*DIRECTIONS*. Pick out each line in these entries that contains the string "title".

━━ RECORDS

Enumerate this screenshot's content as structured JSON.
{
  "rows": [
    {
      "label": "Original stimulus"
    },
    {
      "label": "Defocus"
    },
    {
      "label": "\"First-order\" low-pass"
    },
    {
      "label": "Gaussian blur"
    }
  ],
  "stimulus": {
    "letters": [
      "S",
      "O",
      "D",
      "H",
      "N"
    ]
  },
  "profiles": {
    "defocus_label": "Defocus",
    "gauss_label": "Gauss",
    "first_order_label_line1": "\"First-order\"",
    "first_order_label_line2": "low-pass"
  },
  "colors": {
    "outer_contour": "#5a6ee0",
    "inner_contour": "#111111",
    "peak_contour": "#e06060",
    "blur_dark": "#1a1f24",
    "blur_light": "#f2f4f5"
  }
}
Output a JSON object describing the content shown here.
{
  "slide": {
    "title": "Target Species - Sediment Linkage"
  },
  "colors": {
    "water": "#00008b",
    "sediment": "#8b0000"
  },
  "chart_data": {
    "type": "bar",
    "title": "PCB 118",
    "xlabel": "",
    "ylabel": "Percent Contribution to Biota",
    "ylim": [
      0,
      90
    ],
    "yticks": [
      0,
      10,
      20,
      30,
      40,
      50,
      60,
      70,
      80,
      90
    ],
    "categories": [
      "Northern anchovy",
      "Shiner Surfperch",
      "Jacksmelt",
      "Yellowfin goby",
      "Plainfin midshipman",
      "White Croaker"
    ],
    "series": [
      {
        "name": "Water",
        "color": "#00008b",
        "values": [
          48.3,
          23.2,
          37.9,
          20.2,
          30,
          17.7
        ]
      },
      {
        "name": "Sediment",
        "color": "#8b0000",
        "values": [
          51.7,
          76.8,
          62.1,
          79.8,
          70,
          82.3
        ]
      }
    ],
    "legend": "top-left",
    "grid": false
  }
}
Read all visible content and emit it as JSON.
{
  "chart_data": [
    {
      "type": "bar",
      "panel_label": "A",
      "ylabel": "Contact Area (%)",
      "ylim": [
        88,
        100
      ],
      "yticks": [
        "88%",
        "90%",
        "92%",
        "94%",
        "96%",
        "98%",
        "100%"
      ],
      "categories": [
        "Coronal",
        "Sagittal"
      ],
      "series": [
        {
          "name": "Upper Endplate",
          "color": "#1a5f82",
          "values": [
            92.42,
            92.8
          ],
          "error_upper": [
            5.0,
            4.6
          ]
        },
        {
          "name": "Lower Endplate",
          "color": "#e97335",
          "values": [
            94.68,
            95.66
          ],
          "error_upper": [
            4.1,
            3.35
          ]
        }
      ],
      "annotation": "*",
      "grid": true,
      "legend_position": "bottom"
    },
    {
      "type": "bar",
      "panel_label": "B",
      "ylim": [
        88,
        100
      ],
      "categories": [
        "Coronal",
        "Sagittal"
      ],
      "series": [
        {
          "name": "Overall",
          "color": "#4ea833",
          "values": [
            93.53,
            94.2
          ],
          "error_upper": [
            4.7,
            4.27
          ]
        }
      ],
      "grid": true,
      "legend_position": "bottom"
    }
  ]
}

━━━━

*EXERCISE OUTPUT*.
    "title": "Target Species - Sediment Linkage"
    "title": "PCB 118",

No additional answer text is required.